▶ PROBLEM REQUIREMENTS
Read the material below. Count the lines containing "Maximum" and give that count alone.
■ ■ ■
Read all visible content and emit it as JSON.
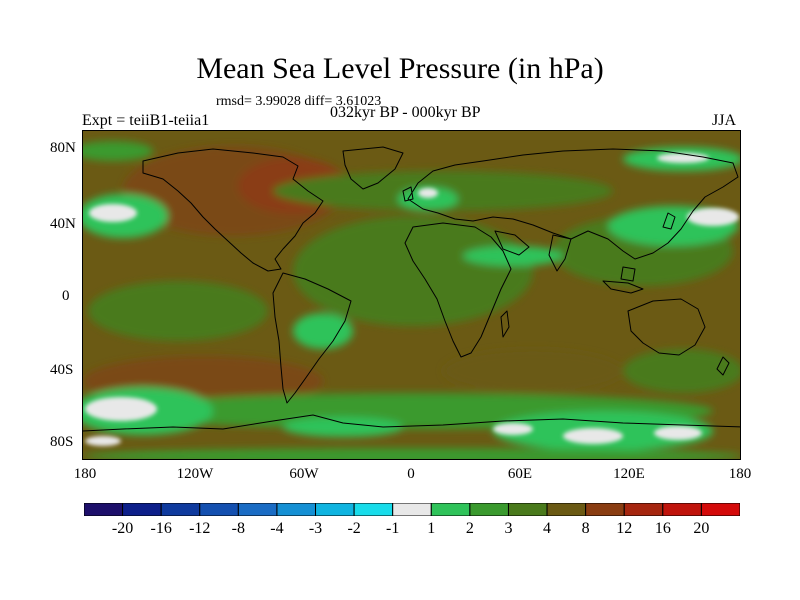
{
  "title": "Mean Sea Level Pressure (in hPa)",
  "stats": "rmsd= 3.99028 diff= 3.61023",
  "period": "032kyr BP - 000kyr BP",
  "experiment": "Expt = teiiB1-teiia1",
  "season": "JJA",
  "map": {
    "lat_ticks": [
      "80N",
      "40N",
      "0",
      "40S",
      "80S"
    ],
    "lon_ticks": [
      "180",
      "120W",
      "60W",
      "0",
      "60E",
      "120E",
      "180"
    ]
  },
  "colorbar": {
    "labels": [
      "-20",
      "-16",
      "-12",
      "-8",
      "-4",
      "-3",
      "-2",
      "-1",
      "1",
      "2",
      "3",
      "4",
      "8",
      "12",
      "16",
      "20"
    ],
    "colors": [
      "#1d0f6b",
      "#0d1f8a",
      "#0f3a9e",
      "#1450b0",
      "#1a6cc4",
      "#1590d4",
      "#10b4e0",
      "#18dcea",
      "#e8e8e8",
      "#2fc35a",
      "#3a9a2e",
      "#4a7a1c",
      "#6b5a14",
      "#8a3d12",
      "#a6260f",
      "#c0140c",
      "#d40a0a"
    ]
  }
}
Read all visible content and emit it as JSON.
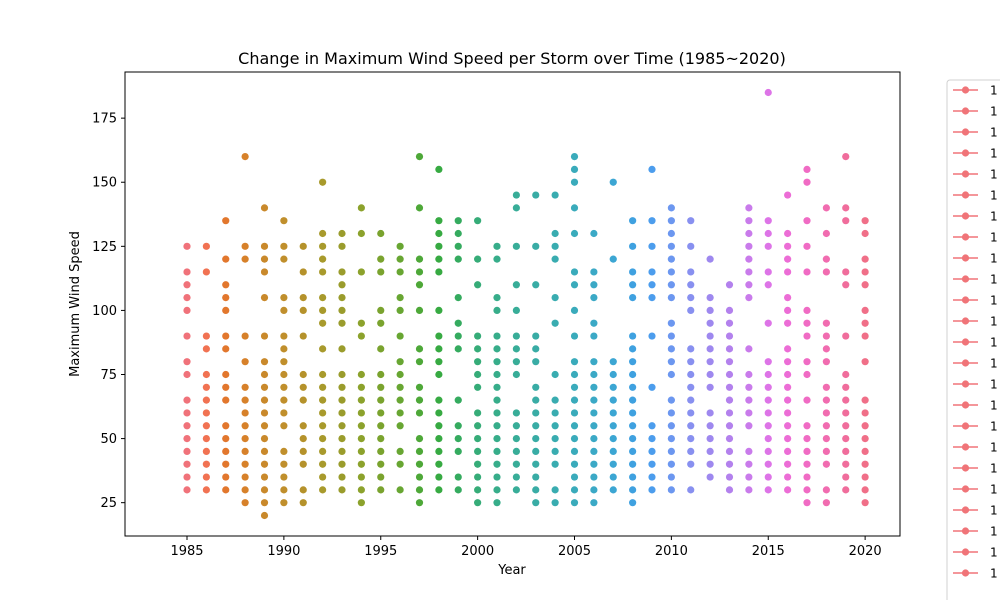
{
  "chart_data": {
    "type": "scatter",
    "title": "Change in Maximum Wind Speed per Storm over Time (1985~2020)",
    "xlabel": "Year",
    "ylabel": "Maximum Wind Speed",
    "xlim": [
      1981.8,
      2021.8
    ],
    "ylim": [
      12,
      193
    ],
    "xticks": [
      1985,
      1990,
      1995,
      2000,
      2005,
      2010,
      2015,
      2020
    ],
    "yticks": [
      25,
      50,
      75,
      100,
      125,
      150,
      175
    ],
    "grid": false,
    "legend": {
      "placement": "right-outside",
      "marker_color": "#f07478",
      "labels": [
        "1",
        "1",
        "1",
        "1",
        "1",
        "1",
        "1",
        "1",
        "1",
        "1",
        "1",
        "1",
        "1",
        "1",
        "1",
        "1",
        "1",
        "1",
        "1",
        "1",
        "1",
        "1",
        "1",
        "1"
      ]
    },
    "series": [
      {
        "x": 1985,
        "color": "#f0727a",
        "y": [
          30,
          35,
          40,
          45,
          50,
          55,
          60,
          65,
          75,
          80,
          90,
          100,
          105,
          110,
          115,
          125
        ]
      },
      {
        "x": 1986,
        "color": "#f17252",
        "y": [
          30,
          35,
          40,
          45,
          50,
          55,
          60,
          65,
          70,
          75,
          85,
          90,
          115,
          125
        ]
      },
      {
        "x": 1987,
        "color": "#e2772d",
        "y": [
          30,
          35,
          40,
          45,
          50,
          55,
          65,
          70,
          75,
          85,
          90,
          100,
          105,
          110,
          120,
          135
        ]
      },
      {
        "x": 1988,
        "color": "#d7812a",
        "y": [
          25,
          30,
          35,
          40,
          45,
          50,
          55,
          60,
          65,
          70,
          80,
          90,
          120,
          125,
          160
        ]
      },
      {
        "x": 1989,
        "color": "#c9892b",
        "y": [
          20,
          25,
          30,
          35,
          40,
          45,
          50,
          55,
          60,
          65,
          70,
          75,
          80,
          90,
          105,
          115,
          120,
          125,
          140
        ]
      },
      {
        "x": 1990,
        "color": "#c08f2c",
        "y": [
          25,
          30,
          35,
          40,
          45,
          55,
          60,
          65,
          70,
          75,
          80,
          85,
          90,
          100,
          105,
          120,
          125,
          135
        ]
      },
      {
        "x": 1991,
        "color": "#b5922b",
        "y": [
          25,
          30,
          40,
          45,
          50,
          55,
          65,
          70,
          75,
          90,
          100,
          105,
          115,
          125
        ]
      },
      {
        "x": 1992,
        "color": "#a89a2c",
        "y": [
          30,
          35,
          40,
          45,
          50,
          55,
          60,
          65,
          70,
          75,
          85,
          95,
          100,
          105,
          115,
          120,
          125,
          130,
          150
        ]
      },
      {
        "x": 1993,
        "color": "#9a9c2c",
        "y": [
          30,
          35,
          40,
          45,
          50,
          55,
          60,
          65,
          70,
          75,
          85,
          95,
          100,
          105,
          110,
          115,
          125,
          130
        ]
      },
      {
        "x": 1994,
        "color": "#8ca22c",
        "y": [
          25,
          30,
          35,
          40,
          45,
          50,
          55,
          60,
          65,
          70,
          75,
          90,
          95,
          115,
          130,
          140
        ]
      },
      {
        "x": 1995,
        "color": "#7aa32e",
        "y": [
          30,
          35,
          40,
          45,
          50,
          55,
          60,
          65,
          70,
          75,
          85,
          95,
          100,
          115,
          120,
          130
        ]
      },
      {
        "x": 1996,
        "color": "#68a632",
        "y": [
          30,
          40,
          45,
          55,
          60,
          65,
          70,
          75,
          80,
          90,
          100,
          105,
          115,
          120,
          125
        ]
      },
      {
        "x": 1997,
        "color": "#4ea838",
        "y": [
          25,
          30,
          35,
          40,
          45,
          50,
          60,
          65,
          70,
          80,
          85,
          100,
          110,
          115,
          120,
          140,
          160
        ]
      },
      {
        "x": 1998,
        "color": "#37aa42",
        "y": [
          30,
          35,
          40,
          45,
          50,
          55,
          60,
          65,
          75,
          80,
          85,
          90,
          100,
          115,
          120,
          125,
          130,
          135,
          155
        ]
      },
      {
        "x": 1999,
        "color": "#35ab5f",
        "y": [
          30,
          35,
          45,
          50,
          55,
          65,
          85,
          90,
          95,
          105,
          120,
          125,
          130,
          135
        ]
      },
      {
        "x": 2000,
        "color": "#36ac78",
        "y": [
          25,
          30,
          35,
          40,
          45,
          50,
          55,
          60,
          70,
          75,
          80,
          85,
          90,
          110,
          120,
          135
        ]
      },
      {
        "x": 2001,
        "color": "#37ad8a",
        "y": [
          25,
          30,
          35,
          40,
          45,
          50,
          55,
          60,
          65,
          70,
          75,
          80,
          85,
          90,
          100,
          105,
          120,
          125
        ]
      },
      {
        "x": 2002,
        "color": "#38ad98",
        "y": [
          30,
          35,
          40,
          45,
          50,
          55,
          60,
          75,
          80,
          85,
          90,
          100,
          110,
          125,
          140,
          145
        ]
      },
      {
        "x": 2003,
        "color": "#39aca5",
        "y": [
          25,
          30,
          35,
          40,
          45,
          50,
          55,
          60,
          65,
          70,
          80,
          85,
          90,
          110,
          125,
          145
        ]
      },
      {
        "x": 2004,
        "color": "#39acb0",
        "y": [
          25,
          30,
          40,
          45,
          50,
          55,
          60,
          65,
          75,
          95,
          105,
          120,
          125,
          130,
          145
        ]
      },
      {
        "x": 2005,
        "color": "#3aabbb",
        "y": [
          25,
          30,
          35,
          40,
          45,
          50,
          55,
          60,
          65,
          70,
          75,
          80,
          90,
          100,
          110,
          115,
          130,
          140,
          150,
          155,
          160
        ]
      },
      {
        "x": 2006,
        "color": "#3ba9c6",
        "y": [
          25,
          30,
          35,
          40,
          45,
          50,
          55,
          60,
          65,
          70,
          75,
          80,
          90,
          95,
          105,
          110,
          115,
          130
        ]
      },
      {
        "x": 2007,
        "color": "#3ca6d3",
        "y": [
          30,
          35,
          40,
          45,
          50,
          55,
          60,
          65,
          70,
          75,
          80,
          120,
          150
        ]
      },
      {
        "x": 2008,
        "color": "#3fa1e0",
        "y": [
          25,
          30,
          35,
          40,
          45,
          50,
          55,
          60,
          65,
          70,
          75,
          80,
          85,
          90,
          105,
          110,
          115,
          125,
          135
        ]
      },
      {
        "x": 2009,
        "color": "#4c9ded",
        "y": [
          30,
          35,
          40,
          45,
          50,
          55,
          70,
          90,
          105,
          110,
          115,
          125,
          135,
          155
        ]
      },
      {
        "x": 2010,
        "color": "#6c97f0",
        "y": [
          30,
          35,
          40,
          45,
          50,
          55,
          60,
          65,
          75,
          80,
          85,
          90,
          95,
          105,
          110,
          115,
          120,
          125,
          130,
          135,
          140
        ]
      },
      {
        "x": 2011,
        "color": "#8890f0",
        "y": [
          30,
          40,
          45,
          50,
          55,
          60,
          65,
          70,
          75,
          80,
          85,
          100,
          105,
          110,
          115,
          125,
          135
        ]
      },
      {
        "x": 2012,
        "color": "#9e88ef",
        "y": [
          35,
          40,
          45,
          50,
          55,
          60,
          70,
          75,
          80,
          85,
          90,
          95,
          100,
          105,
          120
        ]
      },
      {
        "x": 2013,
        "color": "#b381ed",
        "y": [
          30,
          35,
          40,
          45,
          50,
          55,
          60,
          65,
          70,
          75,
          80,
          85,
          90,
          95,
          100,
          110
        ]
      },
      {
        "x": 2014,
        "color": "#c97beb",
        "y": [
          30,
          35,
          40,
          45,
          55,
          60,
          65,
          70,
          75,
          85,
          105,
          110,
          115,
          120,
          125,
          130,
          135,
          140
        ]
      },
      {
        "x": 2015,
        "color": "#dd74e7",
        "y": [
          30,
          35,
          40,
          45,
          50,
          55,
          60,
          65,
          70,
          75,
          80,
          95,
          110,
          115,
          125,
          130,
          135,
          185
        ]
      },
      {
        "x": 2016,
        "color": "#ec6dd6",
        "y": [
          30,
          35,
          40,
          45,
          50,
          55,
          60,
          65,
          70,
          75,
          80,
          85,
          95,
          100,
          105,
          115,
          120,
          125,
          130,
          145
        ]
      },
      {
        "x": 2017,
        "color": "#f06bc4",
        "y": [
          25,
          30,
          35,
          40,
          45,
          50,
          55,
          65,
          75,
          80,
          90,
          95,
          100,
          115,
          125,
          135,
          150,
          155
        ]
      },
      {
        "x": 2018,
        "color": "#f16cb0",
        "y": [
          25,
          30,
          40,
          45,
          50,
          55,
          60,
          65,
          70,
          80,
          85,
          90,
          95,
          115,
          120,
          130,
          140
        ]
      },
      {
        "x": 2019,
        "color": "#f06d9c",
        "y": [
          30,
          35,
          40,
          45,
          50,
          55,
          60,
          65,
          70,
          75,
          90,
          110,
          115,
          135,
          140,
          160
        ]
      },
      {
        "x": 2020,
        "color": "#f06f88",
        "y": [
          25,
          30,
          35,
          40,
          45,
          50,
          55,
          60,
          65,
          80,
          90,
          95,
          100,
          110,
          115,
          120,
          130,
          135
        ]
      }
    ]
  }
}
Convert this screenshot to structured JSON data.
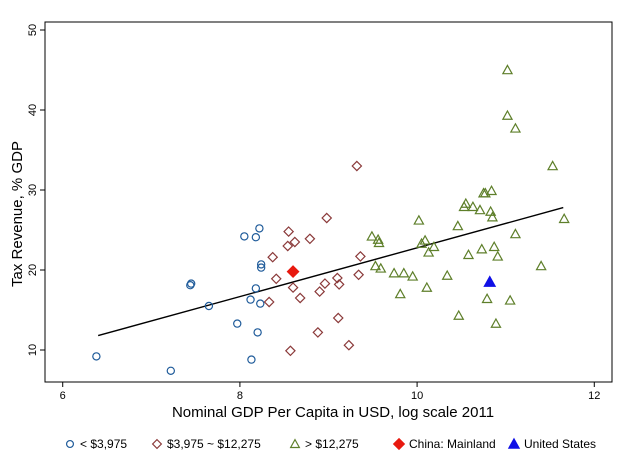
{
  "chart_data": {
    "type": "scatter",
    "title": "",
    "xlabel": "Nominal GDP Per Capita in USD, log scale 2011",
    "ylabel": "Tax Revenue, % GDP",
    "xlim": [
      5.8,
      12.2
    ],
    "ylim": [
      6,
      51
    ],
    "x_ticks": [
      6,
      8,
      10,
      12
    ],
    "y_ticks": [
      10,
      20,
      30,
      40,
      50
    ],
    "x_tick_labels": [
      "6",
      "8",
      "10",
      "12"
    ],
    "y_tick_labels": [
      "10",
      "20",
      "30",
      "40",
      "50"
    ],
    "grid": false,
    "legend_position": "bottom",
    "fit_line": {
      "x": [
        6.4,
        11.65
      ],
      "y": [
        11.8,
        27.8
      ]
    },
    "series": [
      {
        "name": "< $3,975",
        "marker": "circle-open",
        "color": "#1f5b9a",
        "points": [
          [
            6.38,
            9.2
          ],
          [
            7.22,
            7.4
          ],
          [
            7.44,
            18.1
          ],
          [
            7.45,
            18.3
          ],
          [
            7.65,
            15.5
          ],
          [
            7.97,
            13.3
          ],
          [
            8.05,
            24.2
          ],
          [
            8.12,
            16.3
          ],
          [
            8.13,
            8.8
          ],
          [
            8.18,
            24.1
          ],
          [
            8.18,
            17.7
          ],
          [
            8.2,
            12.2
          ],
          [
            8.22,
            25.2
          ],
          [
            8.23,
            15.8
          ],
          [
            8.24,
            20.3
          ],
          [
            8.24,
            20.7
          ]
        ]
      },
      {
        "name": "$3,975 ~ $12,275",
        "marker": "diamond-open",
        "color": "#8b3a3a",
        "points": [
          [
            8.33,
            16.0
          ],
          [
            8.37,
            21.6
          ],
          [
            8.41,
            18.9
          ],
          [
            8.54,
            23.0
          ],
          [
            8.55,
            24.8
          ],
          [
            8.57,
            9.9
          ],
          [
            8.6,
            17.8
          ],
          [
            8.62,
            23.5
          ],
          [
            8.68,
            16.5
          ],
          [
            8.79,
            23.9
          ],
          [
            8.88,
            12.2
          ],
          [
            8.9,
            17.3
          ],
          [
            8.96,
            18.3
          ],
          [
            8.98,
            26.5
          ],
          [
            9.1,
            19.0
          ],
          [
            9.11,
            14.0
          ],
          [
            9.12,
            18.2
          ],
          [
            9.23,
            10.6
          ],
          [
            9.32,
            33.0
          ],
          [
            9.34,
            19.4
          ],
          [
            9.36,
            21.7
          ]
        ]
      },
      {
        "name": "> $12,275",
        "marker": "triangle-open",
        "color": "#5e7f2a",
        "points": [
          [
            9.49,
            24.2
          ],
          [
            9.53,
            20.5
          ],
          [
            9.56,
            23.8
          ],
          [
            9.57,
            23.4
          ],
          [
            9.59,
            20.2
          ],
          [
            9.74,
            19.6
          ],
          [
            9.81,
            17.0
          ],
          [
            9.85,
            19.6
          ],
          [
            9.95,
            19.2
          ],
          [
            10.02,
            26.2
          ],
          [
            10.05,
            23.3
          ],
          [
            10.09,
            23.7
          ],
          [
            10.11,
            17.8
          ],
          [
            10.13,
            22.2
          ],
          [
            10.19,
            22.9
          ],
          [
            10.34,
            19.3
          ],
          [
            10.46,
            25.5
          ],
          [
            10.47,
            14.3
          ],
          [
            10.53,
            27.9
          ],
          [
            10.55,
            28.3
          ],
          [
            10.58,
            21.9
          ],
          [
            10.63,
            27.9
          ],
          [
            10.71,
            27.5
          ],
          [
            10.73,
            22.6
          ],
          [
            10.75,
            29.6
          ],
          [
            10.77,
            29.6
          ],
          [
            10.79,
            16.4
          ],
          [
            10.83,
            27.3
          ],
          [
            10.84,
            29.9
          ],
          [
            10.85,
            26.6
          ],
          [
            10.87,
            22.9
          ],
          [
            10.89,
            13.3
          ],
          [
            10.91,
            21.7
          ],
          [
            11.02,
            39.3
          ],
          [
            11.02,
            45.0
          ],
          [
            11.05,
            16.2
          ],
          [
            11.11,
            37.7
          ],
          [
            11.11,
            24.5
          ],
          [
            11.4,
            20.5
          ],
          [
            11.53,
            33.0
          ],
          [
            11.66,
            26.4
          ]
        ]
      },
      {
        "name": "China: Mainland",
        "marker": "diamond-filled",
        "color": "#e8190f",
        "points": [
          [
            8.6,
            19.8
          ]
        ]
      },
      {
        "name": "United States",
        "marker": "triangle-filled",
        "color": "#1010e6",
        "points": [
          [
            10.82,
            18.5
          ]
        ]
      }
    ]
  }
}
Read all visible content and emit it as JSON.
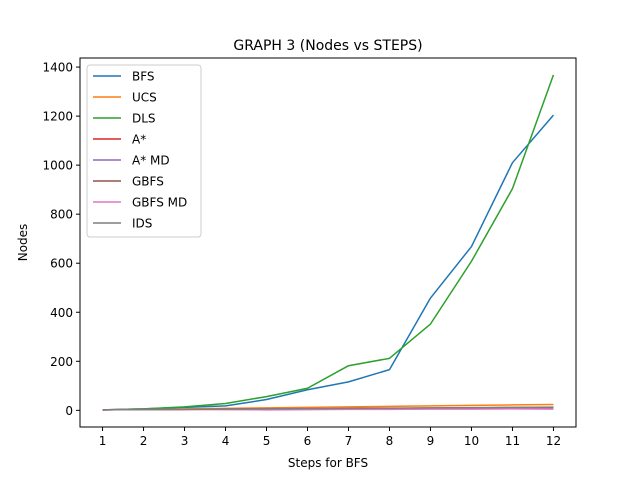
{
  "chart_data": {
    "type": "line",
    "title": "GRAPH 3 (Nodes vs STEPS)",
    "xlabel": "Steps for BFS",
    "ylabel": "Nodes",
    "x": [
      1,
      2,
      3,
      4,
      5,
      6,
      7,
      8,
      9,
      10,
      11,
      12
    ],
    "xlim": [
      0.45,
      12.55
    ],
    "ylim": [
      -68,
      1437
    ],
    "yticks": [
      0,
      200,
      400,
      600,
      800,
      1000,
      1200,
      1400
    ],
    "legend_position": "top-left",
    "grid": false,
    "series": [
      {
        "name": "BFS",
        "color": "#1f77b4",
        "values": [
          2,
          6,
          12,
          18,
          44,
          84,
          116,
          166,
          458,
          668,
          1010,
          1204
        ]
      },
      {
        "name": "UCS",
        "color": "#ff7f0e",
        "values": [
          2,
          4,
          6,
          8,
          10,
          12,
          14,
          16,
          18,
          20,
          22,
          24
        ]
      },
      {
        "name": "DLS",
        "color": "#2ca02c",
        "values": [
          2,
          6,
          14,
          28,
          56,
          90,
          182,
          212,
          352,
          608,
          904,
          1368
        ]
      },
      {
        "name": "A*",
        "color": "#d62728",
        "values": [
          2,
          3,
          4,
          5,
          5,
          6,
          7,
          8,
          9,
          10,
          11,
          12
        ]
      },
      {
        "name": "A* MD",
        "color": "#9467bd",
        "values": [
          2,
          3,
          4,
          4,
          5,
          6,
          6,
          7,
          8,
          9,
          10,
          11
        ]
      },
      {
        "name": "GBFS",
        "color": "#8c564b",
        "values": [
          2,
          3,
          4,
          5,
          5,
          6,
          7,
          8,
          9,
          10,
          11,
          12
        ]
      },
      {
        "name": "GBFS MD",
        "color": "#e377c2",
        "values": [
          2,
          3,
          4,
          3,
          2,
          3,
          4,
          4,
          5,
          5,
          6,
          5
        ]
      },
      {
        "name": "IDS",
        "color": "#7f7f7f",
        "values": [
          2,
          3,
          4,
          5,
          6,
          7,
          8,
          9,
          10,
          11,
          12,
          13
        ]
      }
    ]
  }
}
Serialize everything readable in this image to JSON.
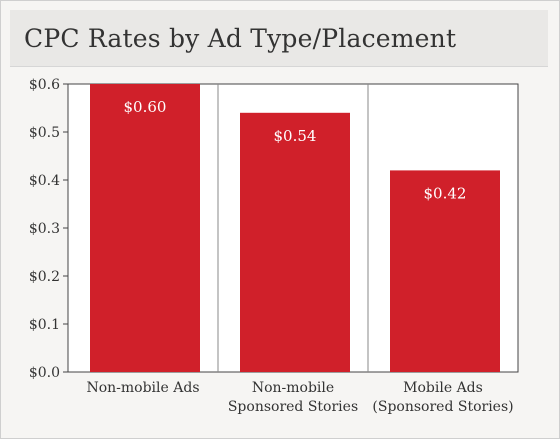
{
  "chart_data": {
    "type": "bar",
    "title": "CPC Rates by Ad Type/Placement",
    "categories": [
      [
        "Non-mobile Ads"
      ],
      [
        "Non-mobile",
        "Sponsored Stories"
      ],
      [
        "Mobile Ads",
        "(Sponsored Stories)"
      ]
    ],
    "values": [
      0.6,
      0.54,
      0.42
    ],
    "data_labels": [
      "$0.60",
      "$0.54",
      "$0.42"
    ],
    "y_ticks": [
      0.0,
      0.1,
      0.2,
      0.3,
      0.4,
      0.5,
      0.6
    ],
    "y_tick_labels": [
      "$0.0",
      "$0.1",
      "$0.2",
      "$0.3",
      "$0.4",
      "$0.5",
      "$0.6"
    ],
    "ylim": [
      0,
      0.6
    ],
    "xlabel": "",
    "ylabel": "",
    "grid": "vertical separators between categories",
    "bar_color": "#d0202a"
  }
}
■ ■ ■
▶ ANSWER BELOW
2